- What is required
Would you repeat the entries beneath, with nothing changed?
[Data to process — start]
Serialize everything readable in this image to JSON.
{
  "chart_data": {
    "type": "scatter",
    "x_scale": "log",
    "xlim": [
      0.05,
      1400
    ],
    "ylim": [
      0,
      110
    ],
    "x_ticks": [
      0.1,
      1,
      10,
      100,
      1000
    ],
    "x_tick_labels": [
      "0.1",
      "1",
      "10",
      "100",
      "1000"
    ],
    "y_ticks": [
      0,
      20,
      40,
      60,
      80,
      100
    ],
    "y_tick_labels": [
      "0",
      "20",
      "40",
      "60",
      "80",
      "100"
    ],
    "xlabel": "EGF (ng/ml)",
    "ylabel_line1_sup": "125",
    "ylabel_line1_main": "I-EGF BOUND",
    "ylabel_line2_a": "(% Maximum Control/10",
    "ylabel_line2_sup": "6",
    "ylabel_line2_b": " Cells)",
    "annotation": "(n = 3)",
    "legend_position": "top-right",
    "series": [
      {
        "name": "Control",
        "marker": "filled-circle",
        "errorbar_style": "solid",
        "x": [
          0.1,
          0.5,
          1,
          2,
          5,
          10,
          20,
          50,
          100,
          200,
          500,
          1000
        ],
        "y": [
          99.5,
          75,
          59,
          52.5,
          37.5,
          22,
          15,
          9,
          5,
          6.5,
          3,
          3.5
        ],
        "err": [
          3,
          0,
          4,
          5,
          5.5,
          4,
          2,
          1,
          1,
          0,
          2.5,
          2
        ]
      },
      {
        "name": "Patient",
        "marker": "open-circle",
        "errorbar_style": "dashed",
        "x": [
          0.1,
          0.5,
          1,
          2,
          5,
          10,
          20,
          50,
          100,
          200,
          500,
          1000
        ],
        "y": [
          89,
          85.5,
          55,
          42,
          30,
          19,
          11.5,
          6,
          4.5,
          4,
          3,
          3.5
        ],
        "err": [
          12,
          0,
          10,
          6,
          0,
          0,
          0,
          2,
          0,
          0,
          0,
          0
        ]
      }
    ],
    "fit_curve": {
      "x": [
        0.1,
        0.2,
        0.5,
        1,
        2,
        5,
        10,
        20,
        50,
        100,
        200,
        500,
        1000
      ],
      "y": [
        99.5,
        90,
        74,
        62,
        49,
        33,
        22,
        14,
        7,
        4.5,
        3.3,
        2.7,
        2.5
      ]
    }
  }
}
[Data to process — finish]
- Expected output
Serialize everything readable in this image to JSON.
{
  "chart_data": {
    "type": "scatter",
    "x_scale": "log",
    "xlim": [
      0.05,
      1400
    ],
    "ylim": [
      0,
      110
    ],
    "x_ticks": [
      0.1,
      1,
      10,
      100,
      1000
    ],
    "x_tick_labels": [
      "0.1",
      "1",
      "10",
      "100",
      "1000"
    ],
    "y_ticks": [
      0,
      20,
      40,
      60,
      80,
      100
    ],
    "y_tick_labels": [
      "0",
      "20",
      "40",
      "60",
      "80",
      "100"
    ],
    "xlabel": "EGF (ng/ml)",
    "ylabel_line1_sup": "125",
    "ylabel_line1_main": "I-EGF BOUND",
    "ylabel_line2_a": "(% Maximum Control/10",
    "ylabel_line2_sup": "6",
    "ylabel_line2_b": " Cells)",
    "annotation": "(n = 3)",
    "legend_position": "top-right",
    "series": [
      {
        "name": "Control",
        "marker": "filled-circle",
        "errorbar_style": "solid",
        "x": [
          0.1,
          0.5,
          1,
          2,
          5,
          10,
          20,
          50,
          100,
          200,
          500,
          1000
        ],
        "y": [
          99.5,
          75,
          59,
          52.5,
          37.5,
          22,
          15,
          9,
          5,
          6.5,
          3,
          3.5
        ],
        "err": [
          3,
          0,
          4,
          5,
          5.5,
          4,
          2,
          1,
          1,
          0,
          2.5,
          2
        ]
      },
      {
        "name": "Patient",
        "marker": "open-circle",
        "errorbar_style": "dashed",
        "x": [
          0.1,
          0.5,
          1,
          2,
          5,
          10,
          20,
          50,
          100,
          200,
          500,
          1000
        ],
        "y": [
          89,
          85.5,
          55,
          42,
          30,
          19,
          11.5,
          6,
          4.5,
          4,
          3,
          3.5
        ],
        "err": [
          12,
          0,
          10,
          6,
          0,
          0,
          0,
          2,
          0,
          0,
          0,
          0
        ]
      }
    ],
    "fit_curve": {
      "x": [
        0.1,
        0.2,
        0.5,
        1,
        2,
        5,
        10,
        20,
        50,
        100,
        200,
        500,
        1000
      ],
      "y": [
        99.5,
        90,
        74,
        62,
        49,
        33,
        22,
        14,
        7,
        4.5,
        3.3,
        2.7,
        2.5
      ]
    }
  }
}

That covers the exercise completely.